Your task is to output all the records below, word for word.
---------- RECORD SET
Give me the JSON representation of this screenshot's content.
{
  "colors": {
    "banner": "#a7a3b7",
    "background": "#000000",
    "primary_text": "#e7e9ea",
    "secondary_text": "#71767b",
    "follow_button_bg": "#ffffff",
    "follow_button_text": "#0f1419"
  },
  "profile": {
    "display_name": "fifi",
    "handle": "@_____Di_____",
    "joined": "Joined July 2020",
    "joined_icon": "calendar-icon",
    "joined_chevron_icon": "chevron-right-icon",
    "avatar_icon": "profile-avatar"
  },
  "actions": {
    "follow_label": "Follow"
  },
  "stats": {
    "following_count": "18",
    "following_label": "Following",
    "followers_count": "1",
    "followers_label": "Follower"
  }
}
--------------------
RESPONSE TO THE EXERCISE —
Give me the JSON representation of this screenshot's content.
{
  "colors": {
    "banner": "#a7a3b7",
    "background": "#000000",
    "primary_text": "#e7e9ea",
    "secondary_text": "#71767b",
    "follow_button_bg": "#ffffff",
    "follow_button_text": "#0f1419"
  },
  "profile": {
    "display_name": "fifi",
    "handle": "@_____Di_____",
    "joined": "Joined July 2020",
    "joined_icon": "calendar-icon",
    "joined_chevron_icon": "chevron-right-icon",
    "avatar_icon": "profile-avatar"
  },
  "actions": {
    "follow_label": "Follow"
  },
  "stats": {
    "following_count": "18",
    "following_label": "Following",
    "followers_count": "1",
    "followers_label": "Follower"
  }
}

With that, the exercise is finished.